- [Source extract]:
1945 in Canada - Events

Events

  • January 8 - Brantford, Ontario becomes the first Canadian community to fluoridate its water supply.
  • 1944-1945: World War II: Japan's Special Balloon Regiment drops 9,000 balloon bombs over the Pacific Northwest, intended to cause panic, by starting forest fires. Six casualties, a woman and her five children in the American state of Oregon, were reported. The ten metre-wide balloons contained 540 cubic metres of hydrogen and reached as far inland as Manitoba. The event was declared a failure and abandoned, after six months.
  • January 20 - World War II: The first conscripted Canadian soldiers arrive overseas
  • February 8 - World War II: The Anglo-Canadian Operation Veritable launched in the Netherlands
  • February 24 - Radio Canada International begins operation
  • February 25 - Sergeant Aubrey Cosens posthumously awarded the Victoria Cross
  • March 1 - Major Frederick Albert Tilston wins the Victoria Cross
  • March 29 - The British Commonwealth Air Training Plan is shut down
  • April 16 - World War II: HMCS Esquimalt is sunk off Halifax by a German U-boat.

- [Data shown]:
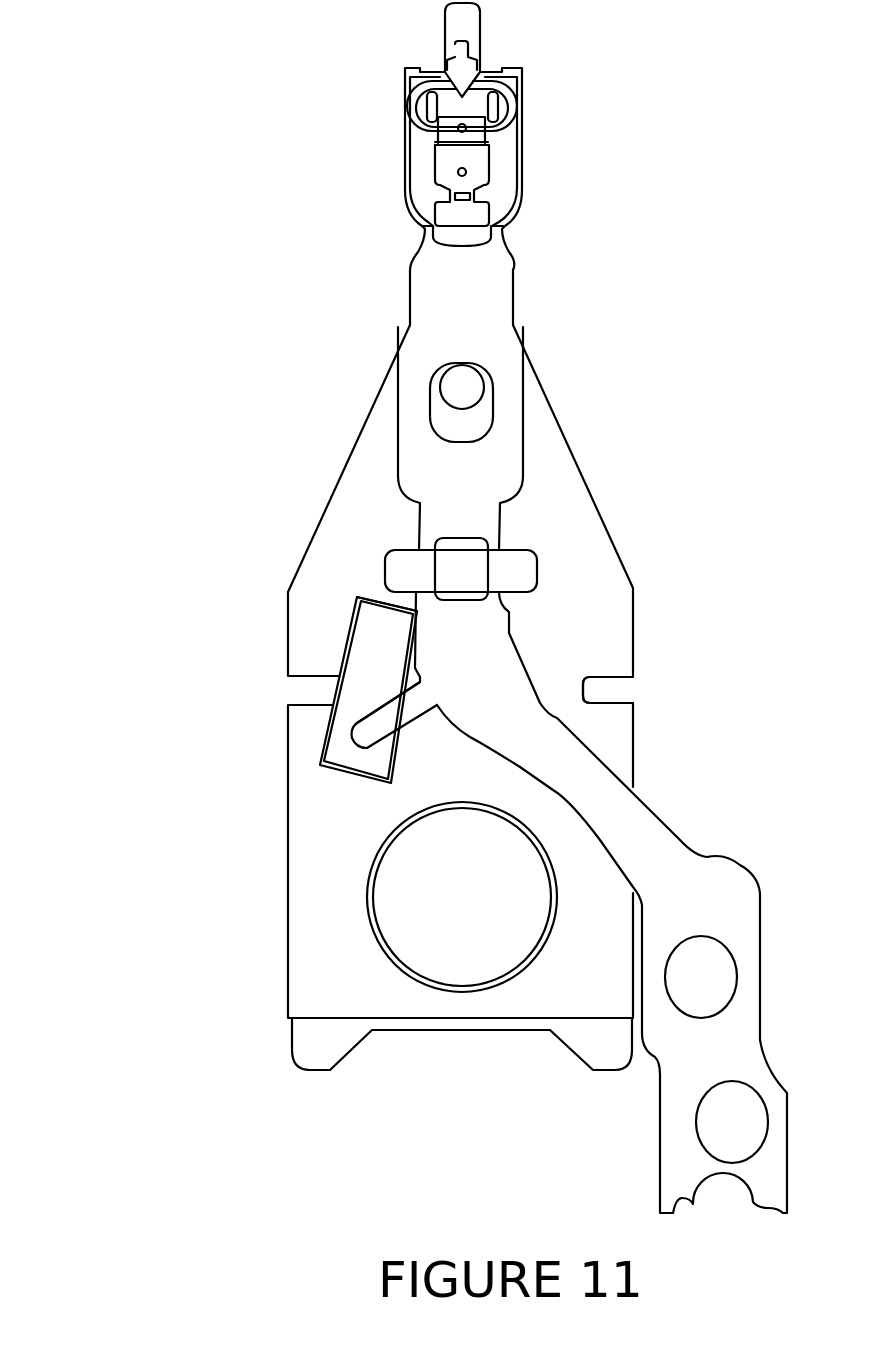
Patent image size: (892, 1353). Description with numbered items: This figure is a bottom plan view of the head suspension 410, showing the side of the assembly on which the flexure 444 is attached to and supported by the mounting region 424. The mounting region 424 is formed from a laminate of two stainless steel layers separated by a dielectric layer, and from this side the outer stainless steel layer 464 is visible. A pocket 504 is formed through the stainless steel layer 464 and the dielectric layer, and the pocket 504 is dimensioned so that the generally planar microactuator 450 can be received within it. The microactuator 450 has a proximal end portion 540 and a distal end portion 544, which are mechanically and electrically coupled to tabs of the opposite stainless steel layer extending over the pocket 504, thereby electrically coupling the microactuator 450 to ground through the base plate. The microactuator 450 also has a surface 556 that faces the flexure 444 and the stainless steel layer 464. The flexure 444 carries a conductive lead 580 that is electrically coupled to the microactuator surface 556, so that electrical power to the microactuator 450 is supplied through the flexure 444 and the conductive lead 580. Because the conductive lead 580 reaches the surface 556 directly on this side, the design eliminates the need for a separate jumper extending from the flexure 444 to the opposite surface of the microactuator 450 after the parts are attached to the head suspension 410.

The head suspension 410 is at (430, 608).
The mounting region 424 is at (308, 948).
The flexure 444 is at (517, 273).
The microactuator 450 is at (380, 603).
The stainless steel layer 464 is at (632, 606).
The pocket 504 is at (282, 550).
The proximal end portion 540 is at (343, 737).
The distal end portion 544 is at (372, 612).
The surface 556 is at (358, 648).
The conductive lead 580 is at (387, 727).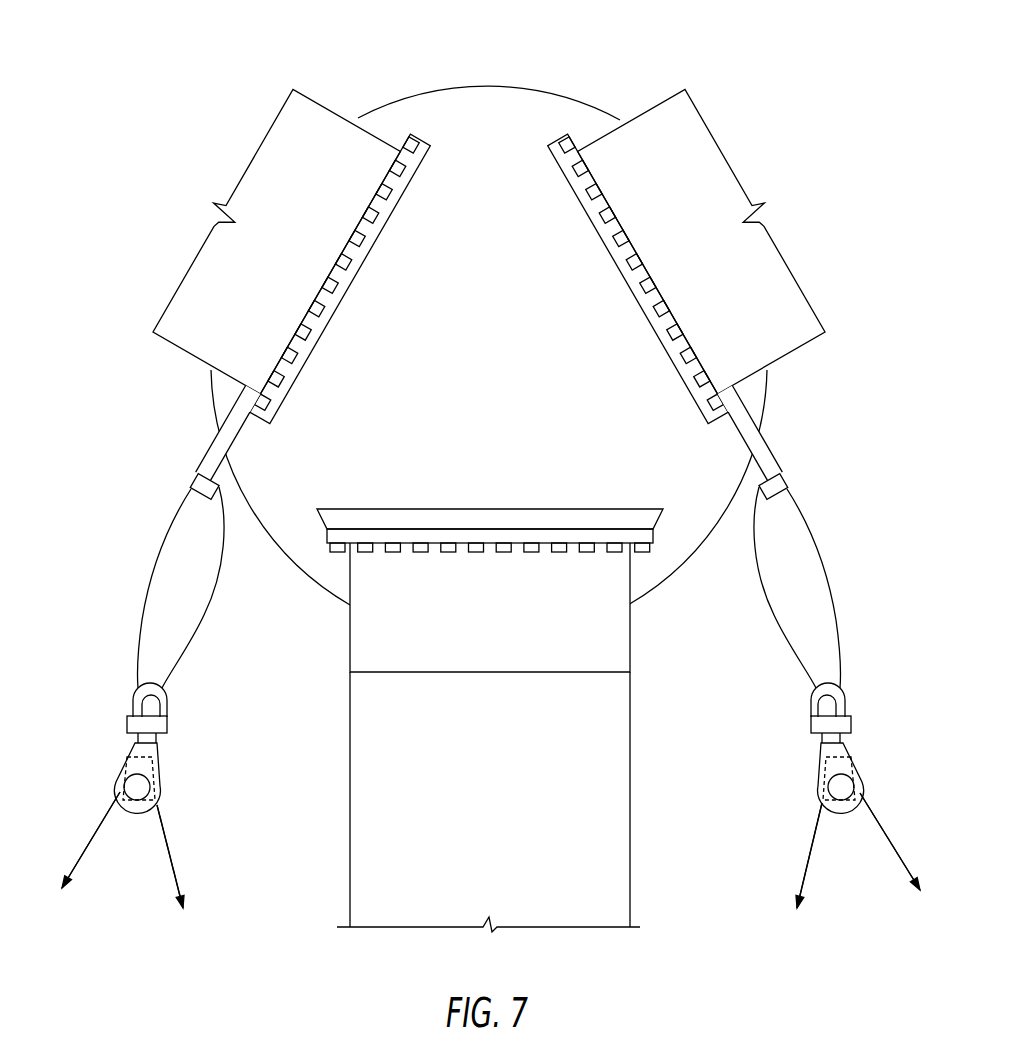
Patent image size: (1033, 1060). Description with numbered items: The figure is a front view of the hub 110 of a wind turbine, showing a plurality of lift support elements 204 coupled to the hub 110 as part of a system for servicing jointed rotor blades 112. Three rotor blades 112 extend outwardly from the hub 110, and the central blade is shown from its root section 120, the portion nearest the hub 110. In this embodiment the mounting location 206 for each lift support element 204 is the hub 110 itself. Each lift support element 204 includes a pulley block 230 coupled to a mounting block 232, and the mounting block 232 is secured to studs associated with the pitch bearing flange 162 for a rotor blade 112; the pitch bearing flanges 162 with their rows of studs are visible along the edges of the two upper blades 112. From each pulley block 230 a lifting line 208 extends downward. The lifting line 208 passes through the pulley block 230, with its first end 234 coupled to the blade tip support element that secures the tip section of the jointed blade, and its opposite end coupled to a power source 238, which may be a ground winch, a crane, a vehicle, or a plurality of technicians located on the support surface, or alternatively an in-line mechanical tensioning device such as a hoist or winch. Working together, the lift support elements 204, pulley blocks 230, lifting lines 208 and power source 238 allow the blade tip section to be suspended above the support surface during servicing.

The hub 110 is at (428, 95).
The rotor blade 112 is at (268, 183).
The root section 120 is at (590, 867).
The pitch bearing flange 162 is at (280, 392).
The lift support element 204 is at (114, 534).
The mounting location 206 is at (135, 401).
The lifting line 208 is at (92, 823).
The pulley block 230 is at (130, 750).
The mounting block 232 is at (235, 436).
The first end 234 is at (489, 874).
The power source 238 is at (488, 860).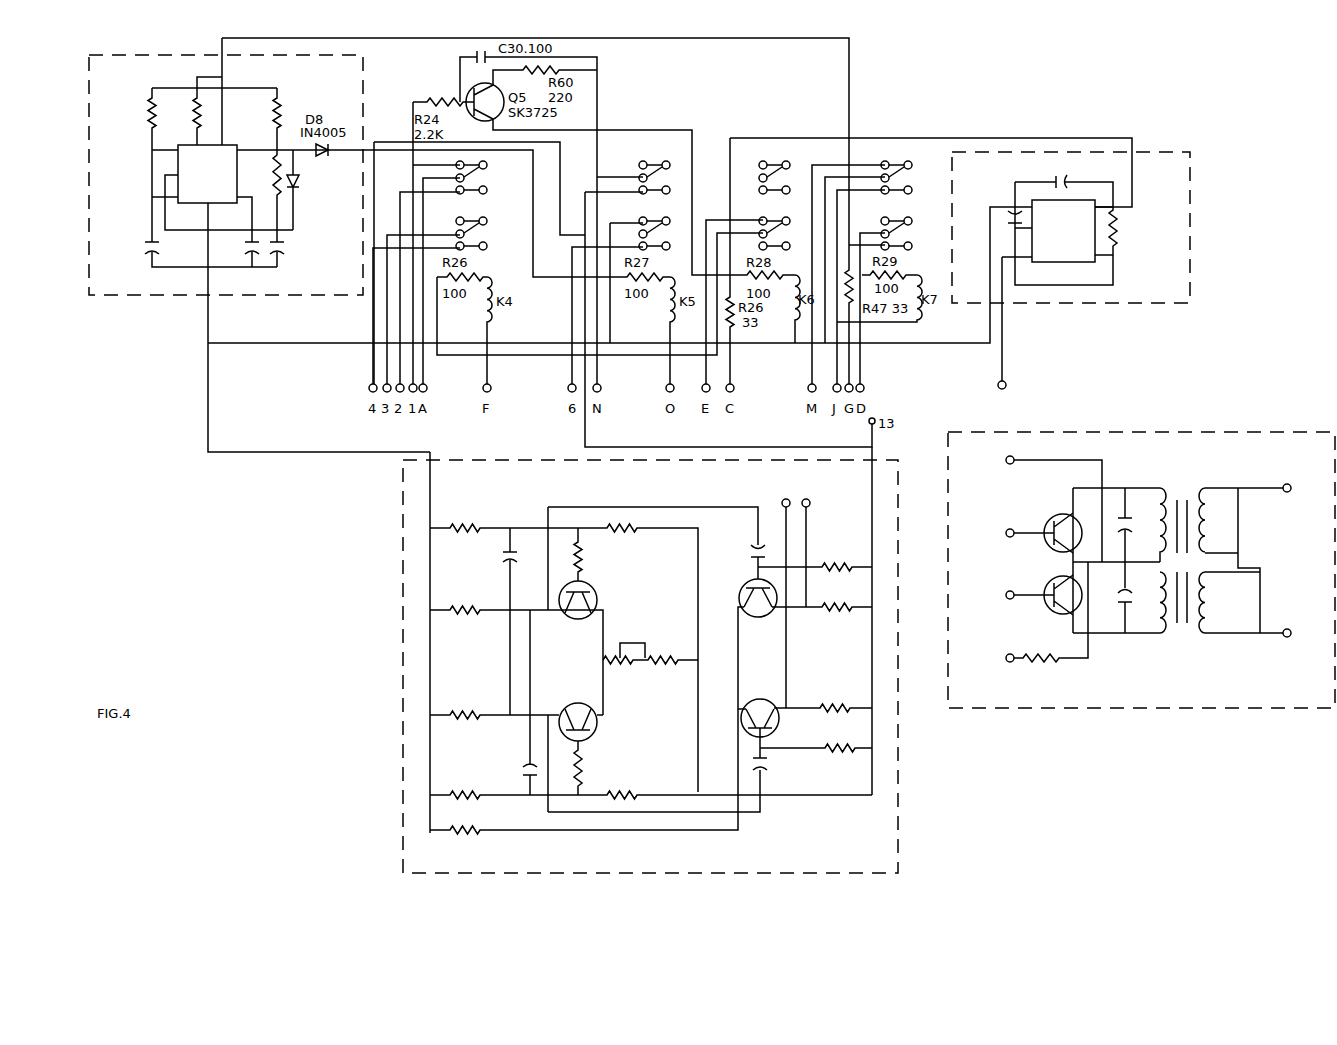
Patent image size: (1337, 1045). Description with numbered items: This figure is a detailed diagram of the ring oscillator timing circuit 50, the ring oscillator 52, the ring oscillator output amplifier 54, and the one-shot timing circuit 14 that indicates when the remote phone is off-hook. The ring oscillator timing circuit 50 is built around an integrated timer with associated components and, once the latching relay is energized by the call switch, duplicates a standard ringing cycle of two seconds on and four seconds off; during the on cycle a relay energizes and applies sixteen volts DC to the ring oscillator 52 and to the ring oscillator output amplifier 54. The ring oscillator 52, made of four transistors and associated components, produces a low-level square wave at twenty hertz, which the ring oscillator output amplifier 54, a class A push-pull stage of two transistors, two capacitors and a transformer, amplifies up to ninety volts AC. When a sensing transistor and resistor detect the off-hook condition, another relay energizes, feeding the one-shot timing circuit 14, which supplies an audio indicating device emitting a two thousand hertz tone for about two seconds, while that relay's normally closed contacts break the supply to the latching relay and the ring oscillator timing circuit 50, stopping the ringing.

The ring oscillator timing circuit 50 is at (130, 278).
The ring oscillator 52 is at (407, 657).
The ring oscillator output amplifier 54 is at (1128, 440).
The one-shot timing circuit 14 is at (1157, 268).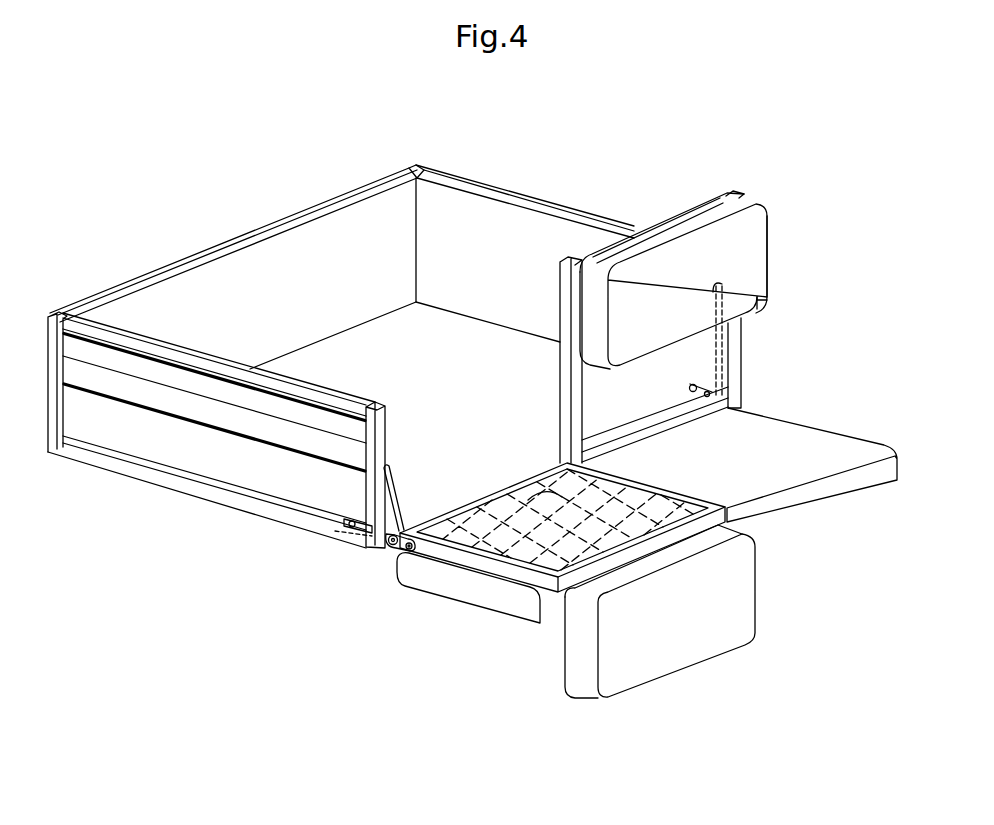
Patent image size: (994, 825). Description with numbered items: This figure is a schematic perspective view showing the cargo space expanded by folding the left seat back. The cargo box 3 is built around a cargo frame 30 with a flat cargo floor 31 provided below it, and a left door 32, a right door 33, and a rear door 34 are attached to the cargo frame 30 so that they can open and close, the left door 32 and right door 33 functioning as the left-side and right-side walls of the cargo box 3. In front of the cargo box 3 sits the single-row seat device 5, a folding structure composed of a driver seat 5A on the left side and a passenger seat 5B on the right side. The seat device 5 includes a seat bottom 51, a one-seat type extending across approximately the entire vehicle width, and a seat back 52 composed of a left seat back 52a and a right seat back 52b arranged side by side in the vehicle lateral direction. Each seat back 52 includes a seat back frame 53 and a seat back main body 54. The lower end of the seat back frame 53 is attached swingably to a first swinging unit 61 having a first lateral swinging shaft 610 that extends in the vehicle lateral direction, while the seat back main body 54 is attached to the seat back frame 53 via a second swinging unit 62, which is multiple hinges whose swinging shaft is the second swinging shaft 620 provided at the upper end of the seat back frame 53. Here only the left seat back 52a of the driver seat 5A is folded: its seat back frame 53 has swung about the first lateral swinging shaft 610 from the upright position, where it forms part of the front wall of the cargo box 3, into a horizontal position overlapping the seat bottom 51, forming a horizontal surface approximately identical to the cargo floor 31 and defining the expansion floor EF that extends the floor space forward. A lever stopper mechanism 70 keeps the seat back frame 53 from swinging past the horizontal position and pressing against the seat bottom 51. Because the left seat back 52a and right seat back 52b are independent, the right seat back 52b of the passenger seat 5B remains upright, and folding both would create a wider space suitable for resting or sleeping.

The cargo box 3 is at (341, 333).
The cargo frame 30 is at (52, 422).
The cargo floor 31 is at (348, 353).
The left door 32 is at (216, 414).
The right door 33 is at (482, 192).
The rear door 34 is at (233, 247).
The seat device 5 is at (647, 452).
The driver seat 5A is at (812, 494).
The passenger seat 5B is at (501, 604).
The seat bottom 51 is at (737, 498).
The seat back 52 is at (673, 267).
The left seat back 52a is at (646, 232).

- [Set tasks]:
(1) In the 1945 Canada events list, which community became the first in Canada to fluoridate its water supply?
(2) Summarize the 1945 Canada events list in two sentences.
(3) Print everything in the 1945 Canada events list from "1945 in Canada" down to "after six months.".

- [Solutions]:
(1) Brantford, Ontario.

(2) The list records Canadian events of 1945, including Brantford, Ontario becoming the first Canadian community to fluoridate its water supply and Radio Canada International beginning operation. Many entries concern World War II, such as the arrival overseas of the first conscripted Canadian soldiers, Japanese balloon bombs that reached as far inland as Manitoba, and the sinking of HMCS Esquimalt off Halifax by a German U-boat.

(3)
1945 in Canada - Events

Events

  • January 8 - Brantford, Ontario becomes the first Canadian community to fluoridate its water supply.
  • 1944-1945: World War II: Japan's Special Balloon Regiment drops 9,000 balloon bombs over the Pacific Northwest, intended to cause panic, by starting forest fires. Six casualties, a woman and her five children in the American state of Oregon, were reported. The ten metre-wide balloons contained 540 cubic metres of hydrogen and reached as far inland as Manitoba. The event was declared a failure and abandoned, after six months.